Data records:
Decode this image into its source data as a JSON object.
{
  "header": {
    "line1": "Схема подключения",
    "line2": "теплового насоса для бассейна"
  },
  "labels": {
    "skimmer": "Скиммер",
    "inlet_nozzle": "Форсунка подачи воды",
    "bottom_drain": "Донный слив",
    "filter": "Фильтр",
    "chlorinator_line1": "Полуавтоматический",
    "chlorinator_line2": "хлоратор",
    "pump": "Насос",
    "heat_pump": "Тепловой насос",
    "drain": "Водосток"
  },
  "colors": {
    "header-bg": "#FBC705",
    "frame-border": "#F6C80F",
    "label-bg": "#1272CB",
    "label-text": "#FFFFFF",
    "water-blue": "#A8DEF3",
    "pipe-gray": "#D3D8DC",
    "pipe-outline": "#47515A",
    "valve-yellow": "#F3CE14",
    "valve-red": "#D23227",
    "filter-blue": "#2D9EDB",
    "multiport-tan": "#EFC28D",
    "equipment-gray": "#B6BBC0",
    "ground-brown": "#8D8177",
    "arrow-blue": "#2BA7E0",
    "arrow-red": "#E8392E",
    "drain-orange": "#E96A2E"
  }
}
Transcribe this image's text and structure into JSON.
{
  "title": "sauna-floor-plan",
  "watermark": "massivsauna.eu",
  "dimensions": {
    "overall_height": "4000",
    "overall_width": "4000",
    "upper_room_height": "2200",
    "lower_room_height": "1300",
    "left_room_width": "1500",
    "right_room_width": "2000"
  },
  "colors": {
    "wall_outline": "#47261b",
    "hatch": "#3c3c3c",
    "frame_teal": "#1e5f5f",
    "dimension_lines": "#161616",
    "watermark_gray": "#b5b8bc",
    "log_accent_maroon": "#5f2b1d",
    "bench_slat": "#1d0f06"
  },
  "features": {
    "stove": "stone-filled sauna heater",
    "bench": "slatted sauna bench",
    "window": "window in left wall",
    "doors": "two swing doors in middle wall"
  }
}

* **Set exercise**
Filter the listing above for the string "pipe" and copy every matching line.

* **Full response**
    "pipe-gray": "#D3D8DC",
    "pipe-outline": "#47515A",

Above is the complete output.